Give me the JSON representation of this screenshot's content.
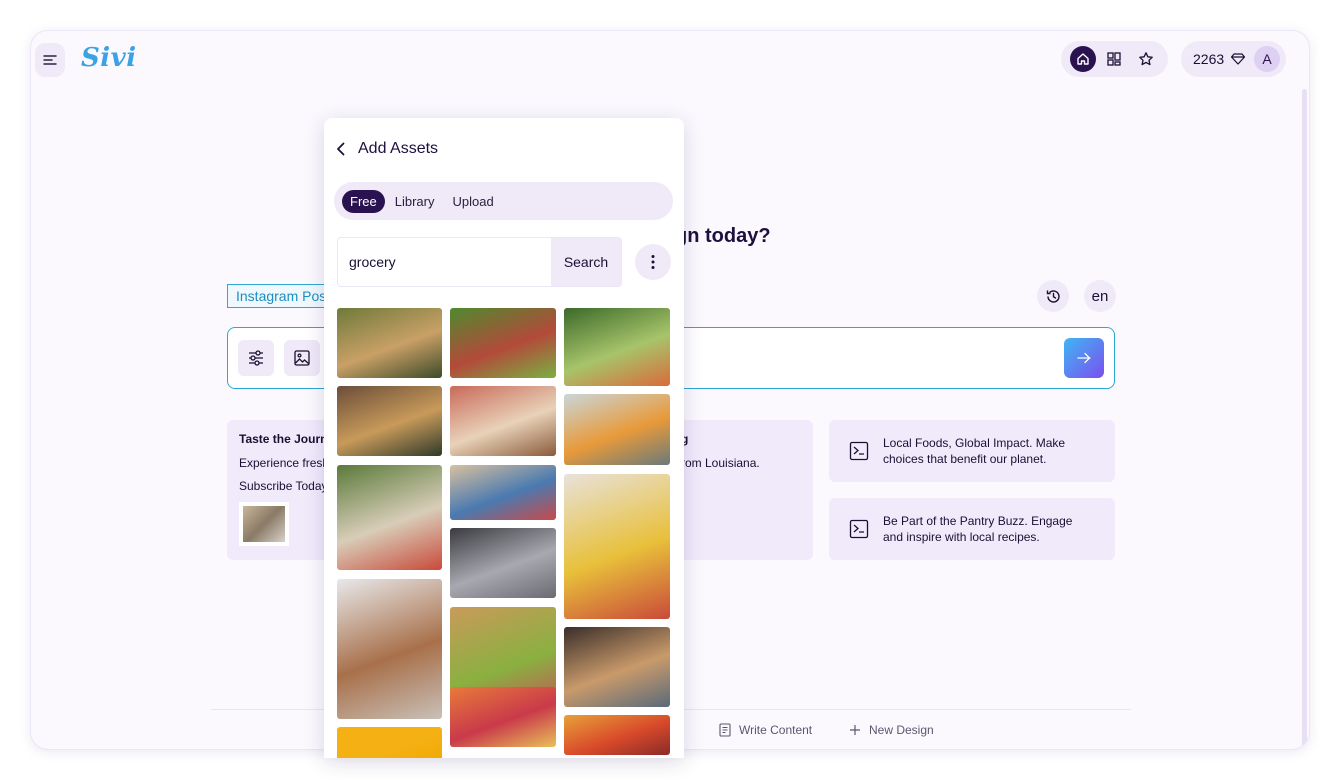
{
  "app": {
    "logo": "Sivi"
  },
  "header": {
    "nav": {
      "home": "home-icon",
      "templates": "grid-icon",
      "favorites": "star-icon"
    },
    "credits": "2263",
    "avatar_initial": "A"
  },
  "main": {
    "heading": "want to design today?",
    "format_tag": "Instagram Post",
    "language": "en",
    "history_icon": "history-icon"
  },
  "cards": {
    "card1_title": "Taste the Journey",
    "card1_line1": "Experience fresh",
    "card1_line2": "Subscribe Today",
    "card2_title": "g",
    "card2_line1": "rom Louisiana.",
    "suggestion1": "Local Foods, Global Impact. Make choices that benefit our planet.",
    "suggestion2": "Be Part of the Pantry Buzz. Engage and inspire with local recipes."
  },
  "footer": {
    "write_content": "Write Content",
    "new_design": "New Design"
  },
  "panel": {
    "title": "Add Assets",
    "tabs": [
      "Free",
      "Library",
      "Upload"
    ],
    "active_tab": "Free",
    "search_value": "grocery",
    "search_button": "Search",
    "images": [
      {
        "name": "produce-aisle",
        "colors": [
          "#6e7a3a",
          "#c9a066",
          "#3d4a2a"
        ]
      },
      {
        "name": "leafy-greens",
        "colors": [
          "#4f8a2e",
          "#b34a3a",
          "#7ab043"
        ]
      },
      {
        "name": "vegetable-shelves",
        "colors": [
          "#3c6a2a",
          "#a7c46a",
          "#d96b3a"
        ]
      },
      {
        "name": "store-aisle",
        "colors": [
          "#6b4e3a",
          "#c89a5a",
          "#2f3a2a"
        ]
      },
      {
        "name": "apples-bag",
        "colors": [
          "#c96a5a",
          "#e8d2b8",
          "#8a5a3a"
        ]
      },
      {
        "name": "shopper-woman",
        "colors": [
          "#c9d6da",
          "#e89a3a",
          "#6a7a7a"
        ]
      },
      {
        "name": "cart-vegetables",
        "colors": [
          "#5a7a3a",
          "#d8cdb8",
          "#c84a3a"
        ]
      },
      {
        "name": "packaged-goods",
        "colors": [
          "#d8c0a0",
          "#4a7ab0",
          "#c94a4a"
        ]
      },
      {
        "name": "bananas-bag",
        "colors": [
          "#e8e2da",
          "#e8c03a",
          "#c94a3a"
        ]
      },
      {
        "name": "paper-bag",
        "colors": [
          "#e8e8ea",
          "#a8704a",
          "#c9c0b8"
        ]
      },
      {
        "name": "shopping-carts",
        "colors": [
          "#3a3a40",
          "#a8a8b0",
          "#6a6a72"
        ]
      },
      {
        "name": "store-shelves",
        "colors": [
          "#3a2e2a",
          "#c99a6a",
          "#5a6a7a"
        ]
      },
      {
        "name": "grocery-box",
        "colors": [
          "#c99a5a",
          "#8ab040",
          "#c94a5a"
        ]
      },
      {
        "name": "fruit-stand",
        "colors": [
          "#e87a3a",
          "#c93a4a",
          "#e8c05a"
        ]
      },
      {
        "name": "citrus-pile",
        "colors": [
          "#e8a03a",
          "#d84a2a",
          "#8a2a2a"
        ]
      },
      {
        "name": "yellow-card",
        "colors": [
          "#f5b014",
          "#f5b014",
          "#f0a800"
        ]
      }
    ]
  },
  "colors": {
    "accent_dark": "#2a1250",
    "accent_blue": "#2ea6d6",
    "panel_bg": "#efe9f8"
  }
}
- - - - -
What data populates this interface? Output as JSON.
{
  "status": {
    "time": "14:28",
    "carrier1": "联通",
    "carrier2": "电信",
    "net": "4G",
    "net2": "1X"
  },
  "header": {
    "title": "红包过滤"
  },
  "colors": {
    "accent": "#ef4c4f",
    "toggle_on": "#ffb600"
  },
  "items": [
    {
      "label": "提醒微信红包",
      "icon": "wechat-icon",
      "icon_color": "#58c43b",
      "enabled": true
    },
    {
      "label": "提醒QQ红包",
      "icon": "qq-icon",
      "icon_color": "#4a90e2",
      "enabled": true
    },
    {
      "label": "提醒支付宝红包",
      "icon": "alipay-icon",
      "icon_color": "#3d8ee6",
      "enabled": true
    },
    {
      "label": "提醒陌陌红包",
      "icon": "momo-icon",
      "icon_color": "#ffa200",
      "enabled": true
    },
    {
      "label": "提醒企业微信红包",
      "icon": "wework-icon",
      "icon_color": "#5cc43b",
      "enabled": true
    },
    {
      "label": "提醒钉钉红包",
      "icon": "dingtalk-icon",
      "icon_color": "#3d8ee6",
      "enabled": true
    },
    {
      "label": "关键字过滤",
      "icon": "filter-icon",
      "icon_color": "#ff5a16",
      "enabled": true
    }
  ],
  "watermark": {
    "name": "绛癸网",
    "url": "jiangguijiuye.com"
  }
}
- - - - -
**The task:** Your task is to list each line of the records with the word "JSON".

**Answer to the exercise:**
Give me the JSON representation of this screenshot's content.
What data populates this interface? Output as JSON.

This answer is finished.